Instructions for the task: Compile every line that includes the word "Перезапустить".

Data for processing:
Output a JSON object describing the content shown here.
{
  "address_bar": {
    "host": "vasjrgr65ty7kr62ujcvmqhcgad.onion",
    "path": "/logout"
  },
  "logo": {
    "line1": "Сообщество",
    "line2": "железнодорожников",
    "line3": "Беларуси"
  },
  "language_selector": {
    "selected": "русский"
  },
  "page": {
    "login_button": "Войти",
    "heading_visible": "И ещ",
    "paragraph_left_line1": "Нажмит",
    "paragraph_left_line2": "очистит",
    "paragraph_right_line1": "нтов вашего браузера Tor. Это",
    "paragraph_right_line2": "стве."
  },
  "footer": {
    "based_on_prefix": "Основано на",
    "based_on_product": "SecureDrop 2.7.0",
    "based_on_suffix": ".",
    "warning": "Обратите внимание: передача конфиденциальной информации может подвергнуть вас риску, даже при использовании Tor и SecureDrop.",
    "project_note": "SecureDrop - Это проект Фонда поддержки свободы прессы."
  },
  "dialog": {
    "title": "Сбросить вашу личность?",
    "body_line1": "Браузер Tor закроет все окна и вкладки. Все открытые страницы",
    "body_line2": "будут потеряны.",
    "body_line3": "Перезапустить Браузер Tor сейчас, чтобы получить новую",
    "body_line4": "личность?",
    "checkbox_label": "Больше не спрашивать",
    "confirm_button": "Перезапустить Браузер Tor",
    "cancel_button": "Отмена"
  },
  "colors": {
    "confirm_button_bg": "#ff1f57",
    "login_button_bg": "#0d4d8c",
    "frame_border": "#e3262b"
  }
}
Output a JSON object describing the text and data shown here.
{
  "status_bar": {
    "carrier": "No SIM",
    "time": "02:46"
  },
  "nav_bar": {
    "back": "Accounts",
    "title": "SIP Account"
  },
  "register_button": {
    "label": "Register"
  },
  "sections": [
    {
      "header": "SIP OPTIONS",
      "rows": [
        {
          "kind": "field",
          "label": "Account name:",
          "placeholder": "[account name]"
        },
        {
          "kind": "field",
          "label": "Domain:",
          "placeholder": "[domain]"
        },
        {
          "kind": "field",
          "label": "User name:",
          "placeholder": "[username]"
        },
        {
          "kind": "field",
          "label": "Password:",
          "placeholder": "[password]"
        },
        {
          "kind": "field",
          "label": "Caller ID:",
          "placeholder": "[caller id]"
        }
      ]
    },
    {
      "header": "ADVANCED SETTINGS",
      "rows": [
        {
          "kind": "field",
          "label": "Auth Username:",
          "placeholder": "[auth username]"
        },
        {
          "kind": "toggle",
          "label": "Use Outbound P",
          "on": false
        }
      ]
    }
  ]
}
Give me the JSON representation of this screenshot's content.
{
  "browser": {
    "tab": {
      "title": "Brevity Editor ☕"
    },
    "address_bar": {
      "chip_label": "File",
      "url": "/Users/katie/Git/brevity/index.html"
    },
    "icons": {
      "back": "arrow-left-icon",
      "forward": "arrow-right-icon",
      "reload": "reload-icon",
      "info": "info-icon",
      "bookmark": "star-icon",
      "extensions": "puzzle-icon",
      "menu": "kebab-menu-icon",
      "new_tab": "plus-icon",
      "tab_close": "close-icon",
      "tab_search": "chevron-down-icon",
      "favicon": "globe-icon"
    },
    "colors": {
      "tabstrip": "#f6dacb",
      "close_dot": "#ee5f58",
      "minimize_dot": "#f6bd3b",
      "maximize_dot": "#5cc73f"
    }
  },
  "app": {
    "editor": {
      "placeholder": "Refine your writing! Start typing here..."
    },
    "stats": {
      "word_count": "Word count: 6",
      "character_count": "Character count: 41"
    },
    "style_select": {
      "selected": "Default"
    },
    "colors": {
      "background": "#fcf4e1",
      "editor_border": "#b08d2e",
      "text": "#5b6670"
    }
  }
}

Full solution:
    "body_line3": "Перезапустить Браузер Tor сейчас, чтобы получить новую",
    "confirm_button": "Перезапустить Браузер Tor",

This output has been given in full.